▸ Task statement: Single out each line with the word "الله" and copy it.

▸ Records:
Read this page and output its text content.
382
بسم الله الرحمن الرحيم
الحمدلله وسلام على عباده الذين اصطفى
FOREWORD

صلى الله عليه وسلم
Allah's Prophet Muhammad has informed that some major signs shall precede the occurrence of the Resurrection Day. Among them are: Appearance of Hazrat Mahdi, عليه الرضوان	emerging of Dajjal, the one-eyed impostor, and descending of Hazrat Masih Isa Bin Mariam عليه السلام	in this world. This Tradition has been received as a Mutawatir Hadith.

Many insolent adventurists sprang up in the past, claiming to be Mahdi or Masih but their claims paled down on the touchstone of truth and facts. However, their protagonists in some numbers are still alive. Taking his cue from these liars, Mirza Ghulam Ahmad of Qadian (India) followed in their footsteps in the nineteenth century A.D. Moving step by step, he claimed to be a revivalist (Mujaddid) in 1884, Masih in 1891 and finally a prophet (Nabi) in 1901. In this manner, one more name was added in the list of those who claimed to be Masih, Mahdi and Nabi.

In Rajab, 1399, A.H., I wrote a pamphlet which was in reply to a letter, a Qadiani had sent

▸ Exercise response:
بسم الله الرحمن الرحيم
صلى الله عليه وسلم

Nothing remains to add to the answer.